>> BEGIN Supplied data

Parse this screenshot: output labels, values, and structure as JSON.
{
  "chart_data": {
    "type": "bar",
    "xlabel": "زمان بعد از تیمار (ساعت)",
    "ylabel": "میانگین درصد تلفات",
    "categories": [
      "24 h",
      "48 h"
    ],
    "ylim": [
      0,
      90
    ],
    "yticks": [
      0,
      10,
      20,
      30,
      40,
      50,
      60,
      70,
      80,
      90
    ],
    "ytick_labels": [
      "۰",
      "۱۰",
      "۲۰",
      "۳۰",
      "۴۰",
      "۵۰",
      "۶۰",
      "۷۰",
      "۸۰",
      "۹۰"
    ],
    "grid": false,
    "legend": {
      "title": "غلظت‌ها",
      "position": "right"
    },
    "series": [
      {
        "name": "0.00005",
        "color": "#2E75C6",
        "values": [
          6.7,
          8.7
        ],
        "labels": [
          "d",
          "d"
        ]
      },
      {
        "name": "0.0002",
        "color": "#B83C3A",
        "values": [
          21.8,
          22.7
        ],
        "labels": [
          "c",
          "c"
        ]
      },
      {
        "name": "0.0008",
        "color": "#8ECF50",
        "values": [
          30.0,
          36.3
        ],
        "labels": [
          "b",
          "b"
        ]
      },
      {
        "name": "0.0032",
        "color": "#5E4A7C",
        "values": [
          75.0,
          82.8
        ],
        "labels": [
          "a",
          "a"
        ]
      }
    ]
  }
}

>> END Supplied data

__Brief__: Scan the material above. Extract every line in which the word "name" occurs.

__Solution to this task__:
        "name": "0.00005",
        "name": "0.0002",
        "name": "0.0008",
        "name": "0.0032",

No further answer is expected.